■ Task requirements
Reproduce all of the data exactly, with no line skipped.

■ Saved data entries
·····
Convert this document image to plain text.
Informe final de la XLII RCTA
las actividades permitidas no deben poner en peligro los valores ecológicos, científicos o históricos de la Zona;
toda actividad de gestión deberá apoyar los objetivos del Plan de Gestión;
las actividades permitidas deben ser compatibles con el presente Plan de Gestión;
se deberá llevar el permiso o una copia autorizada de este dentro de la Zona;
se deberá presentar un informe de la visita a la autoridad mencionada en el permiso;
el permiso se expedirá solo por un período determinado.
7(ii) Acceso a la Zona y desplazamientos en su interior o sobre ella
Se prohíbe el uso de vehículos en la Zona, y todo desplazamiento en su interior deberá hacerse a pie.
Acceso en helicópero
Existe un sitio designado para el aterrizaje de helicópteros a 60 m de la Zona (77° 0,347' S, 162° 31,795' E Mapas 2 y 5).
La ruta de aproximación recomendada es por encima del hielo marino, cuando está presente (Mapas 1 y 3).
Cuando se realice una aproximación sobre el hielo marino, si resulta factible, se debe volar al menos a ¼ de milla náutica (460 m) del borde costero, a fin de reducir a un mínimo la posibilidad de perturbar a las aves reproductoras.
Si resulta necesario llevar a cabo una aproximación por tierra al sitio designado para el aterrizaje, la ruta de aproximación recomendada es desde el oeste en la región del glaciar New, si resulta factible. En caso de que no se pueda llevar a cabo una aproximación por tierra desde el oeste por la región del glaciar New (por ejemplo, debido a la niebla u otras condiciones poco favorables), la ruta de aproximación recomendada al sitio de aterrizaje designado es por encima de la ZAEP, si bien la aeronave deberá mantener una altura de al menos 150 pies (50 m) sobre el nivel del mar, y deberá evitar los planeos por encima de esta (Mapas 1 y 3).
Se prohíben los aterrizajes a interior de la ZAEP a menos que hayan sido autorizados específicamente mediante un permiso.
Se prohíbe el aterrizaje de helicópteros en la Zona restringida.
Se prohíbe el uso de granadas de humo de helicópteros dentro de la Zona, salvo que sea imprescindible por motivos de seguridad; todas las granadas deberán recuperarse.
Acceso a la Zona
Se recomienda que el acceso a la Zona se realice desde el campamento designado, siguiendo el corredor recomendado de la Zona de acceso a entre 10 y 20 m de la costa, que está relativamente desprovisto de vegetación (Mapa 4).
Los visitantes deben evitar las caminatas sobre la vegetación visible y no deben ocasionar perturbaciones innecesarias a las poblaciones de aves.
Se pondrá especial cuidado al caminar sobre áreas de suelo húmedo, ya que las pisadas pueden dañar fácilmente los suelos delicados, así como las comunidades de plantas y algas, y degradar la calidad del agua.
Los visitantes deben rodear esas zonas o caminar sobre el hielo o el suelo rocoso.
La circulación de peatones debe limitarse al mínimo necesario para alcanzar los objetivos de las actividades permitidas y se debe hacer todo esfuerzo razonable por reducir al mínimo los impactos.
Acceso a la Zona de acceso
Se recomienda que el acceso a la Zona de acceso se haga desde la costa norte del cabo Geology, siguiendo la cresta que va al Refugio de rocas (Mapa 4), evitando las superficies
·····
■ Task solution
Convert this document image to plain text.
Informe final de la XLII RCTA
las actividades permitidas no deben poner en peligro los valores ecológicos, científicos o históricos de la Zona;
toda actividad de gestión deberá apoyar los objetivos del Plan de Gestión;
las actividades permitidas deben ser compatibles con el presente Plan de Gestión;
se deberá llevar el permiso o una copia autorizada de este dentro de la Zona;
se deberá presentar un informe de la visita a la autoridad mencionada en el permiso;
el permiso se expedirá solo por un período determinado.
7(ii) Acceso a la Zona y desplazamientos en su interior o sobre ella
Se prohíbe el uso de vehículos en la Zona, y todo desplazamiento en su interior deberá hacerse a pie.
Acceso en helicópero
Existe un sitio designado para el aterrizaje de helicópteros a 60 m de la Zona (77° 0,347' S, 162° 31,795' E Mapas 2 y 5).
La ruta de aproximación recomendada es por encima del hielo marino, cuando está presente (Mapas 1 y 3).
Cuando se realice una aproximación sobre el hielo marino, si resulta factible, se debe volar al menos a ¼ de milla náutica (460 m) del borde costero, a fin de reducir a un mínimo la posibilidad de perturbar a las aves reproductoras.
Si resulta necesario llevar a cabo una aproximación por tierra al sitio designado para el aterrizaje, la ruta de aproximación recomendada es desde el oeste en la región del glaciar New, si resulta factible. En caso de que no se pueda llevar a cabo una aproximación por tierra desde el oeste por la región del glaciar New (por ejemplo, debido a la niebla u otras condiciones poco favorables), la ruta de aproximación recomendada al sitio de aterrizaje designado es por encima de la ZAEP, si bien la aeronave deberá mantener una altura de al menos 150 pies (50 m) sobre el nivel del mar, y deberá evitar los planeos por encima de esta (Mapas 1 y 3).
Se prohíben los aterrizajes a interior de la ZAEP a menos que hayan sido autorizados específicamente mediante un permiso.
Se prohíbe el aterrizaje de helicópteros en la Zona restringida.
Se prohíbe el uso de granadas de humo de helicópteros dentro de la Zona, salvo que sea imprescindible por motivos de seguridad; todas las granadas deberán recuperarse.
Acceso a la Zona
Se recomienda que el acceso a la Zona se realice desde el campamento designado, siguiendo el corredor recomendado de la Zona de acceso a entre 10 y 20 m de la costa, que está relativamente desprovisto de vegetación (Mapa 4).
Los visitantes deben evitar las caminatas sobre la vegetación visible y no deben ocasionar perturbaciones innecesarias a las poblaciones de aves.
Se pondrá especial cuidado al caminar sobre áreas de suelo húmedo, ya que las pisadas pueden dañar fácilmente los suelos delicados, así como las comunidades de plantas y algas, y degradar la calidad del agua.
Los visitantes deben rodear esas zonas o caminar sobre el hielo o el suelo rocoso.
La circulación de peatones debe limitarse al mínimo necesario para alcanzar los objetivos de las actividades permitidas y se debe hacer todo esfuerzo razonable por reducir al mínimo los impactos.
Acceso a la Zona de acceso
Se recomienda que el acceso a la Zona de acceso se haga desde la costa norte del cabo Geology, siguiendo la cresta que va al Refugio de rocas (Mapa 4), evitando las superficies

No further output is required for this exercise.